### Exercise requirements
Take from the listing each line that has the string "settings".

### Data for this task
┌──
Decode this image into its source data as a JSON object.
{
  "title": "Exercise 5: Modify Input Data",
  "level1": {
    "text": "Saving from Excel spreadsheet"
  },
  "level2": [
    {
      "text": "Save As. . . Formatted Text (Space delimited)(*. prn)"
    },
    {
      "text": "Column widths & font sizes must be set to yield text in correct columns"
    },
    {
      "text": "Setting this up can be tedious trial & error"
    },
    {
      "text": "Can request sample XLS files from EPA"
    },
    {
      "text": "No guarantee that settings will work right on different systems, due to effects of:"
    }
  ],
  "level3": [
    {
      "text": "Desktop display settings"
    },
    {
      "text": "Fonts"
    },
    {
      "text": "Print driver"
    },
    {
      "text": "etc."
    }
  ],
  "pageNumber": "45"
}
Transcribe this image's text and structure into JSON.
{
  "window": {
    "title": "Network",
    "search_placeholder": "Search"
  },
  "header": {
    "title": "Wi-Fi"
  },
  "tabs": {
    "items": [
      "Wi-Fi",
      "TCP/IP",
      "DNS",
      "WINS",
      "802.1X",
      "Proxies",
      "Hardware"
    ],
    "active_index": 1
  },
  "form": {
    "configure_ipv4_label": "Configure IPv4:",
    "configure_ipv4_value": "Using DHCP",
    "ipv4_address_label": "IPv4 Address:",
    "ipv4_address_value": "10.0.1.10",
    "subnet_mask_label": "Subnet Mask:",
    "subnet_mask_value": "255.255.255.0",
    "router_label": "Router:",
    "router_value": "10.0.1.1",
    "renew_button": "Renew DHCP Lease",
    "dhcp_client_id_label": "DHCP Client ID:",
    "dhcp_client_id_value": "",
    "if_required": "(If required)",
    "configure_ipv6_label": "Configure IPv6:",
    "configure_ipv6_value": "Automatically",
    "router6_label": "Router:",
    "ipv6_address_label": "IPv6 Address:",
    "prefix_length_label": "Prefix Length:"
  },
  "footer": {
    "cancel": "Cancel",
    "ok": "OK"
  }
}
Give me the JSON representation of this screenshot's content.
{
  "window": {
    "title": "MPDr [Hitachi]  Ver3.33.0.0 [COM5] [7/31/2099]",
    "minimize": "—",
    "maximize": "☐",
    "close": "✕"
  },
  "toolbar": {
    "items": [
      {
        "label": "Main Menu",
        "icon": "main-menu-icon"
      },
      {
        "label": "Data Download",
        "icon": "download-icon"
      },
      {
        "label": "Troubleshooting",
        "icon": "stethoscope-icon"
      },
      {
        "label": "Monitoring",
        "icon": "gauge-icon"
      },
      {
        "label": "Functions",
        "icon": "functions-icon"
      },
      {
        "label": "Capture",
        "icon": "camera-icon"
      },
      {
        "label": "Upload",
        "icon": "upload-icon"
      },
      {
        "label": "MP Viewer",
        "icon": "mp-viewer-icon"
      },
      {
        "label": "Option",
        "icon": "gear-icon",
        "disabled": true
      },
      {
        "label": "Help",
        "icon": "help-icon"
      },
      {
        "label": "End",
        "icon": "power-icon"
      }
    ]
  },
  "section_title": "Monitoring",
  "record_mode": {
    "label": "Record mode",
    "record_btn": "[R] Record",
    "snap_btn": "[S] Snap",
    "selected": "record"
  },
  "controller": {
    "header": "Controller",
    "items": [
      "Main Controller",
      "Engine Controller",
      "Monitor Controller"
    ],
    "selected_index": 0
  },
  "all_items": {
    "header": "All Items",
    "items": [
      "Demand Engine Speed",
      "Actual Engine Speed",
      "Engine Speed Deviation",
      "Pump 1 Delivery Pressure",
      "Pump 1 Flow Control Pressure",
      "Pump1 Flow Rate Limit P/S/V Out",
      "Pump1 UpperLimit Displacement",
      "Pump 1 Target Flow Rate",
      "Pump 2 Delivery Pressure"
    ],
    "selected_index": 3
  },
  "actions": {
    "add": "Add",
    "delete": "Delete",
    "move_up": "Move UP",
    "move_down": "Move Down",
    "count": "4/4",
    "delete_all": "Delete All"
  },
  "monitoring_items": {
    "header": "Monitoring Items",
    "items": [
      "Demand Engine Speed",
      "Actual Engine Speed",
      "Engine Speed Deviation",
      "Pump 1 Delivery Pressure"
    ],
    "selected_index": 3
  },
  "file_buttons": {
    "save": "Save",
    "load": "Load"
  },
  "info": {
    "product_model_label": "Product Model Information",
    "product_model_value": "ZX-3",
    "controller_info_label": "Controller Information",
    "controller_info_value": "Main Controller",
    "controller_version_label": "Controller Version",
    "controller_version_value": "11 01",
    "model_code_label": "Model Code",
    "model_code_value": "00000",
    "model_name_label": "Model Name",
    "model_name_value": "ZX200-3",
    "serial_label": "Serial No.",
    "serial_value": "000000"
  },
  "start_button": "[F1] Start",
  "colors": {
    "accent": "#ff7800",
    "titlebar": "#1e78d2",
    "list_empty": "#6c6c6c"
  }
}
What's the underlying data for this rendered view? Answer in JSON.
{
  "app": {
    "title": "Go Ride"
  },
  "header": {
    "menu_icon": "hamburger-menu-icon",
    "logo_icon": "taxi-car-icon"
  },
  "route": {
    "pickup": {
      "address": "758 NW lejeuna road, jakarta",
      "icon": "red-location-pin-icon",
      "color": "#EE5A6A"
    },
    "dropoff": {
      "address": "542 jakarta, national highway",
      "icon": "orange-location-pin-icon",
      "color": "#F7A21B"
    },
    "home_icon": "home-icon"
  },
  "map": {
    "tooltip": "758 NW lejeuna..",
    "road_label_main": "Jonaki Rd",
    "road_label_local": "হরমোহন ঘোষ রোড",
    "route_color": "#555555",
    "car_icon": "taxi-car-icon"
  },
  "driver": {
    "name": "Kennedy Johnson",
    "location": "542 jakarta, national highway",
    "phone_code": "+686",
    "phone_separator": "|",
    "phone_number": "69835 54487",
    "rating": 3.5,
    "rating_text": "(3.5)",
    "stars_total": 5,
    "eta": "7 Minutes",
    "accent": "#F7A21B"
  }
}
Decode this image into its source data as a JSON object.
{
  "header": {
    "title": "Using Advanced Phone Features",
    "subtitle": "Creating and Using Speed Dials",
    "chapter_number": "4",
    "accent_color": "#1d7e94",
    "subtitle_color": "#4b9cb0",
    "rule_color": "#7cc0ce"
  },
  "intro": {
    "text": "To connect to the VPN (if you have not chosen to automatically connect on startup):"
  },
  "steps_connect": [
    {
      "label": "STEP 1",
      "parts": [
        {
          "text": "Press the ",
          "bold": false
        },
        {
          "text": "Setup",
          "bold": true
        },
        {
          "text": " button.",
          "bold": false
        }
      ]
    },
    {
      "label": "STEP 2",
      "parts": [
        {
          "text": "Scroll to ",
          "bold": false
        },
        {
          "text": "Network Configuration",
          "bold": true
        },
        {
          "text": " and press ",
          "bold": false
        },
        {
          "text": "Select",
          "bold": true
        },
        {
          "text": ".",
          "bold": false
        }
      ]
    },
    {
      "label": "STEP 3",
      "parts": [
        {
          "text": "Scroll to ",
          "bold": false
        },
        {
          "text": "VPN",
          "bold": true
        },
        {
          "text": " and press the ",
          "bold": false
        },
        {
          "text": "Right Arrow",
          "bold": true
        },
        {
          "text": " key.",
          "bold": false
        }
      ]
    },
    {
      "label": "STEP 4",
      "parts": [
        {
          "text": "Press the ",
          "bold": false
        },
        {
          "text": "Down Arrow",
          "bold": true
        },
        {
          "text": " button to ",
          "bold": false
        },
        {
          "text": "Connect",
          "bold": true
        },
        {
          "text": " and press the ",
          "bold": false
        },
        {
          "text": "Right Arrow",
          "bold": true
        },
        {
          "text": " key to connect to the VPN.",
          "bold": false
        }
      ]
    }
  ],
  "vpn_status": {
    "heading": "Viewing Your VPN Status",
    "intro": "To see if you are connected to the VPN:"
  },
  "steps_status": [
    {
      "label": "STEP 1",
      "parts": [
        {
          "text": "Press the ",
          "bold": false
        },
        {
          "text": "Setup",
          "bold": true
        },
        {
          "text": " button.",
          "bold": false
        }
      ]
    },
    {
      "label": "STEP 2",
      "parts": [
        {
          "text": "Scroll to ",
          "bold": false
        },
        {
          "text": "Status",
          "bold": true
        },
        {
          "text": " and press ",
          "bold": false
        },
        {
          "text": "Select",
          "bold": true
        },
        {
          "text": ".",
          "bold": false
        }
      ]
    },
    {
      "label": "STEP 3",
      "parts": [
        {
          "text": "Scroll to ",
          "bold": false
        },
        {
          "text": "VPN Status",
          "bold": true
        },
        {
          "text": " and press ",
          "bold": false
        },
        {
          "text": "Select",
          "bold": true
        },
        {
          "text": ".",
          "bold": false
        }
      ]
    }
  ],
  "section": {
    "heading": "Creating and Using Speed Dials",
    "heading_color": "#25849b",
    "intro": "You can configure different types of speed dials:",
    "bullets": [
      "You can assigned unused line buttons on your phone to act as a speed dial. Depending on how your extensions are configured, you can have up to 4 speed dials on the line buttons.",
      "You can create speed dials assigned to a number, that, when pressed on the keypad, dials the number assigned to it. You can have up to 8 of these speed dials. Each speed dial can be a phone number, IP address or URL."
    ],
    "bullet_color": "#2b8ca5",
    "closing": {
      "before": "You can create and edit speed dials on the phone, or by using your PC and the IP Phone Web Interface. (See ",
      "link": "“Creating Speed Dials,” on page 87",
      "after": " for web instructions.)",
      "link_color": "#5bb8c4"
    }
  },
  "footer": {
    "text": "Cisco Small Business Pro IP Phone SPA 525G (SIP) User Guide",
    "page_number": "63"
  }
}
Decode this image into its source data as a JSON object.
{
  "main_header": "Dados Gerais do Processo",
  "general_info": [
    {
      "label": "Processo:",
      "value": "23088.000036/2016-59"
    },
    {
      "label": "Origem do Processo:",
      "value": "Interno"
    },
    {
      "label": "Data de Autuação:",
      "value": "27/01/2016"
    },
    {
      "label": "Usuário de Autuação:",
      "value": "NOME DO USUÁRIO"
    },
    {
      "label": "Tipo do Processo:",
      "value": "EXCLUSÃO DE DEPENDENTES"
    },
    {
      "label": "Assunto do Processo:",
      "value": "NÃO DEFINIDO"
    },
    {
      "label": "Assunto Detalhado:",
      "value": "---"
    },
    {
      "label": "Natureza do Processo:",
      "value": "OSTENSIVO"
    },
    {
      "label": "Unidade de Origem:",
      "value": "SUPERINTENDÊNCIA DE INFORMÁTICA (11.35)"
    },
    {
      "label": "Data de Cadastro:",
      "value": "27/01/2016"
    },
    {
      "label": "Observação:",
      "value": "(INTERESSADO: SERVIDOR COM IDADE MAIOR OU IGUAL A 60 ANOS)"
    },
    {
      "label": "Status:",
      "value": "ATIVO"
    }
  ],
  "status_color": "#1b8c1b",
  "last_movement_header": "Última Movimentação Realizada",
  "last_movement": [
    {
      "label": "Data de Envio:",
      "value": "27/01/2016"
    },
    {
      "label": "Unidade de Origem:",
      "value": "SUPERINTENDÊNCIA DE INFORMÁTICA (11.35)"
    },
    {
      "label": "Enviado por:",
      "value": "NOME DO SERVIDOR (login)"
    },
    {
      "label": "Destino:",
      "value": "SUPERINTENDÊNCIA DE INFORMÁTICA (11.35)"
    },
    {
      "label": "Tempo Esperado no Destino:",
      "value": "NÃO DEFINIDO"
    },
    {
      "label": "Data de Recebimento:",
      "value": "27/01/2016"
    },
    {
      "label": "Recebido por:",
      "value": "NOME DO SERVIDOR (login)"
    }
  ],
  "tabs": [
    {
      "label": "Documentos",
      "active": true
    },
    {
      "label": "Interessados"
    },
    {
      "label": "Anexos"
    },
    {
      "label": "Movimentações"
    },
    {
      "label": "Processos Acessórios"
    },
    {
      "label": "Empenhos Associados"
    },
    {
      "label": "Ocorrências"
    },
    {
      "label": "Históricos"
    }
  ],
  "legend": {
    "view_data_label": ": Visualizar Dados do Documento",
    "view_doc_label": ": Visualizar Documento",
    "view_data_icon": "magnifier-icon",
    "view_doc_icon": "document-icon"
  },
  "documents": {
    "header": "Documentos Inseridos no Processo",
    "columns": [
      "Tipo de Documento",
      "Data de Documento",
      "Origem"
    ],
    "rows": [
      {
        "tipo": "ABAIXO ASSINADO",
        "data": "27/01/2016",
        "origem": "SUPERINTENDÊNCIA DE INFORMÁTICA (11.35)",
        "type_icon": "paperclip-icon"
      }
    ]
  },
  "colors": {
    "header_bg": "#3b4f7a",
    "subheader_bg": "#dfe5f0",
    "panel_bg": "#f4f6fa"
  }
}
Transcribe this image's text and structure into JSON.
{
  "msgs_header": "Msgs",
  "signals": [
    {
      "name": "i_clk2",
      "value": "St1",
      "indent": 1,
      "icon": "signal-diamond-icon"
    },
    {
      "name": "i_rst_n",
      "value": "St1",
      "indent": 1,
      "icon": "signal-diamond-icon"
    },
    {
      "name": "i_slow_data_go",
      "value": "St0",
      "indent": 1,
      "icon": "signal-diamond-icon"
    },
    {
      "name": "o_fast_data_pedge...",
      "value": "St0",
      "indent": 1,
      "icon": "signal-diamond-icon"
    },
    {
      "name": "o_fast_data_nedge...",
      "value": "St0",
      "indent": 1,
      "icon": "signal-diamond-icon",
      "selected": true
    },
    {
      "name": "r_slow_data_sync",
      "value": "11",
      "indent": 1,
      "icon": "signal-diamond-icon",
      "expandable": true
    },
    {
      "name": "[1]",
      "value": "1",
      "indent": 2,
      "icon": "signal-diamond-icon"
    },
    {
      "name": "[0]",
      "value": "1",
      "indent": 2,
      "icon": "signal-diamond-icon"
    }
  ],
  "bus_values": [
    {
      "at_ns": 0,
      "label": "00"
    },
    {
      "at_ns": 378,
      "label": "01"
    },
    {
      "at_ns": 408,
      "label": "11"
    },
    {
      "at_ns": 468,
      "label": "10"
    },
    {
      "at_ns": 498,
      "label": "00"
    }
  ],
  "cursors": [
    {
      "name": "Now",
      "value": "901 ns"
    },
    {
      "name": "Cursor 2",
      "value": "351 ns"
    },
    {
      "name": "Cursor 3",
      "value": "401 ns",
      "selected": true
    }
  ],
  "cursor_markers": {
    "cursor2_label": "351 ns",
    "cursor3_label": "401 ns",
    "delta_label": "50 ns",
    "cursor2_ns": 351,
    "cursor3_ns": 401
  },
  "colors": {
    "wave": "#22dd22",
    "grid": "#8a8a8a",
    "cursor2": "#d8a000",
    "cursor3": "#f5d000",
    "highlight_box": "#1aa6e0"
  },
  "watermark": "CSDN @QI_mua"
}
└──
### Task result
      "text": "No guarantee that settings will work right on different systems, due to effects of:"
      "text": "Desktop display settings"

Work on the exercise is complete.